§ TRABAJO PEDIDO:
A. Transcribe sin cambios el fragmento del texto sobre Ken Uston que va desde "La familia tuvo" hasta "de su ciudad.", ambos incluidos.
B. Según el texto sobre Ken Uston, ¿en qué universidad se graduó?

§ TEXTO DADO:
◆ ◆ ◆

Ken Uston, un genio del blackjack

ken uston

Queremos hablaros hoy de una de las figuras más relevantes y curiosas de la historia del blackjack, autor de varias publicaciones sobre el tema y genial creador de estrategias para ganar en este juego. Se trata del americano Kenneth Senzo Usui, conocido como Ken Uston.

El joven Ken ya fue un buen estudiante que consiguió graduarse en Yale y cursar estudios de postgrado en Harvard, nada menos. Empezó a trabajar en un puesto de mando en la Southern New England Telephone Co. y de ahí pasó al mundo de la consultoría en San Francisco. El hecho de que consiguiera aprender a tocar el piano a una edad muy temprana desató la curiosidad de sus progenitores, que se preocuparon de averiguar que tenía un alto coeficiente de inteligencia.

La familia tuvo que vivir situaciones poco gratas debido al hecho de que el padre de Ken era japonés, ya que tuvieron que convivir con personas que les dieron la espalda o les acosaron por su origen.

Su trayectoria le llevó a Los Ángeles, de nuevo a San Francisco y poco a poco iba escalando en los escalafones, llegando a ser vicepresidente de una importante compañía. Además era un buen músico, lo que le hacía muy popular en los distintos clubs de jazz de su ciudad.

Pero desde hacía unos años solía disfrutar de timbas de blackjack en distintos casinos de san Francisco, y además tenía interés en estrategias para ganar, así que empezó a leer manuales y obras escritas sobre el tema. Sus habilidades le hicieron conocidos en los círculos de aficionados y profesionales del casino y pronto se ganó reconocimiento como contador de cartas.

◆ ◆ ◆

§ CONJUNTO DE LÍNEAS:
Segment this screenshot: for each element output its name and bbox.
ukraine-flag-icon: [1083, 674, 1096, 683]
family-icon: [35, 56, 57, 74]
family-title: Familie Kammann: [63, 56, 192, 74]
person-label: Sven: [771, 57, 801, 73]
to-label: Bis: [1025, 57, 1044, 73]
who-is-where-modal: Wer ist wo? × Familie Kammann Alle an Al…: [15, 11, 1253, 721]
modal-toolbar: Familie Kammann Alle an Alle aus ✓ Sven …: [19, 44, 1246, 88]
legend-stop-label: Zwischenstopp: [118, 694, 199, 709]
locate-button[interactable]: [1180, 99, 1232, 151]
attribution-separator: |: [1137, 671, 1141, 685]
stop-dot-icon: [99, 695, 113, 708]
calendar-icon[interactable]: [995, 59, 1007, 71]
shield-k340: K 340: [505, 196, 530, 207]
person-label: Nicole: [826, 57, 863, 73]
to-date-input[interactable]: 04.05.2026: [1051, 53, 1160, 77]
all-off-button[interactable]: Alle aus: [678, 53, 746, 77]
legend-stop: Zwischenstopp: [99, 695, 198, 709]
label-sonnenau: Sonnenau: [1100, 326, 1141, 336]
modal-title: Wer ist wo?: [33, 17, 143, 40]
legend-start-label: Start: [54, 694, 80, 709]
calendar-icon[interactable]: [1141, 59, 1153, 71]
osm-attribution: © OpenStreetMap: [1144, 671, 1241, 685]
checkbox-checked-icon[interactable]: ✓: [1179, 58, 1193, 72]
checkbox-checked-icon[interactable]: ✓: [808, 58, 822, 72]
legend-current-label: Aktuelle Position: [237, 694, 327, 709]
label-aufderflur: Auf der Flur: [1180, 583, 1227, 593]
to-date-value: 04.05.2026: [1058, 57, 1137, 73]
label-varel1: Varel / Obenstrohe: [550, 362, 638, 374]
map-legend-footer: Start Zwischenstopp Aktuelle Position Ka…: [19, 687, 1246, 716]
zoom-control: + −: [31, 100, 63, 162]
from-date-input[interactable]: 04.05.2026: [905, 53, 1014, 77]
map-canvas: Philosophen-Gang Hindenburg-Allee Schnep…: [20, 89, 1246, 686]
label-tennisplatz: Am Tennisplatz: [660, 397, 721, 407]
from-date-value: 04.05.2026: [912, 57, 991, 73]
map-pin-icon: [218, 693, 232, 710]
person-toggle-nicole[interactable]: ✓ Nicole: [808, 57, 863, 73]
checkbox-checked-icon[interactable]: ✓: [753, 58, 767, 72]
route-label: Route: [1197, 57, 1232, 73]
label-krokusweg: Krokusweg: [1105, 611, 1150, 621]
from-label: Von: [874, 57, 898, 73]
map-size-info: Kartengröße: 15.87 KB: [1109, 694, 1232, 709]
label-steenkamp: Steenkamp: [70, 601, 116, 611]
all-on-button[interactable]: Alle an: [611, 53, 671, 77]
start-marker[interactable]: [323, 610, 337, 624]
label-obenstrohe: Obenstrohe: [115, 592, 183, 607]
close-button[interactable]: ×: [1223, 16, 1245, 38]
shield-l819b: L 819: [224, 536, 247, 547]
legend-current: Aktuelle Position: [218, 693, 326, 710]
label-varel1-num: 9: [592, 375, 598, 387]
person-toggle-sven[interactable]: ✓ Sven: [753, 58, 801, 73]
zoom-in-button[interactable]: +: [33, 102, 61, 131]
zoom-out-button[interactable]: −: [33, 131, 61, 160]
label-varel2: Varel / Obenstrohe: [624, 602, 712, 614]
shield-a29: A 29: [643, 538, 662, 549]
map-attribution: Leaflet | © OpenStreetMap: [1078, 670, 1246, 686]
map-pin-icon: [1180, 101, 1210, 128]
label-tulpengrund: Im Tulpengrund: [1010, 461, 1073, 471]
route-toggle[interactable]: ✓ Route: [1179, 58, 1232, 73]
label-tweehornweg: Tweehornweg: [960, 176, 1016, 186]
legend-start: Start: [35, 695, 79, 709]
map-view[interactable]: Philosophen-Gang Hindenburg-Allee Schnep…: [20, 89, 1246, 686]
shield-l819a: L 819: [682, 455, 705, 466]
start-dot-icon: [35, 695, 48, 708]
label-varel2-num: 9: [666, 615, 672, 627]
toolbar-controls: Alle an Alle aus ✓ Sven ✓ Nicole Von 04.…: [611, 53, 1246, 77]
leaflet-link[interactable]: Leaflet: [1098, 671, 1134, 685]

◆ ◆ ◆

§ RESPUESTAS POR TAREA:
A.
La familia tuvo que vivir situaciones poco gratas debido al hecho de que el padre de Ken era japonés, ya que tuvieron que convivir con personas que les dieron la espalda o les acosaron por su origen.

Su trayectoria le llevó a Los Ángeles, de nuevo a San Francisco y poco a poco iba escalando en los escalafones, llegando a ser vicepresidente de una importante compañía. Además era un buen músico, lo que le hacía muy popular en los distintos clubs de jazz de su ciudad.

B. En Yale.